- **Work to complete**
Skip the images. Copy the records exactly as written.

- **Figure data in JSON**
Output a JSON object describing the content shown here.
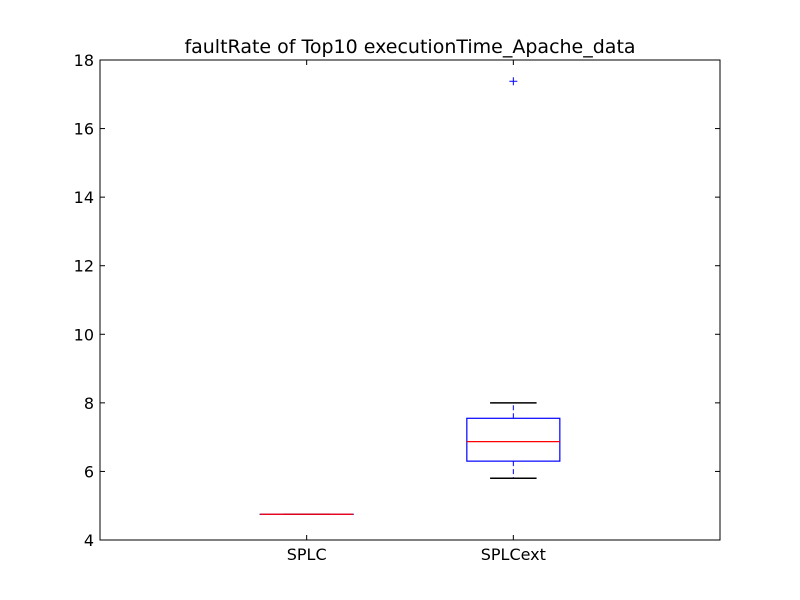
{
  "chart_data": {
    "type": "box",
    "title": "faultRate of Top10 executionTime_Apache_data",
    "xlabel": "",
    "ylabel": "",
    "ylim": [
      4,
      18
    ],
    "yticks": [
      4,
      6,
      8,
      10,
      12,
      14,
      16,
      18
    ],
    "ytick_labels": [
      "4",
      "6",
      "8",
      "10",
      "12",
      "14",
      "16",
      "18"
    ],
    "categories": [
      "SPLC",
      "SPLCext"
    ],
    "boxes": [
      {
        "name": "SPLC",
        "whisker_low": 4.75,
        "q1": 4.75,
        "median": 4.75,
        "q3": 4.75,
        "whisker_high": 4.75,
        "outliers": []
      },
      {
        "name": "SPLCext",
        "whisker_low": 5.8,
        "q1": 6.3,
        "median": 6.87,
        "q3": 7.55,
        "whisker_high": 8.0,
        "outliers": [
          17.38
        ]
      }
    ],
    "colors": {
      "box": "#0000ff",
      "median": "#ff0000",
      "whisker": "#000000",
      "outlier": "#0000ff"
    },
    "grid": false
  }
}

- **Result of the task**
Output a JSON object describing the content shown here.
{
  "chart_data": {
    "type": "box",
    "title": "faultRate of Top10 executionTime_Apache_data",
    "xlabel": "",
    "ylabel": "",
    "ylim": [
      4,
      18
    ],
    "yticks": [
      4,
      6,
      8,
      10,
      12,
      14,
      16,
      18
    ],
    "ytick_labels": [
      "4",
      "6",
      "8",
      "10",
      "12",
      "14",
      "16",
      "18"
    ],
    "categories": [
      "SPLC",
      "SPLCext"
    ],
    "boxes": [
      {
        "name": "SPLC",
        "whisker_low": 4.75,
        "q1": 4.75,
        "median": 4.75,
        "q3": 4.75,
        "whisker_high": 4.75,
        "outliers": []
      },
      {
        "name": "SPLCext",
        "whisker_low": 5.8,
        "q1": 6.3,
        "median": 6.87,
        "q3": 7.55,
        "whisker_high": 8.0,
        "outliers": [
          17.38
        ]
      }
    ],
    "colors": {
      "box": "#0000ff",
      "median": "#ff0000",
      "whisker": "#000000",
      "outlier": "#0000ff"
    },
    "grid": false
  }
}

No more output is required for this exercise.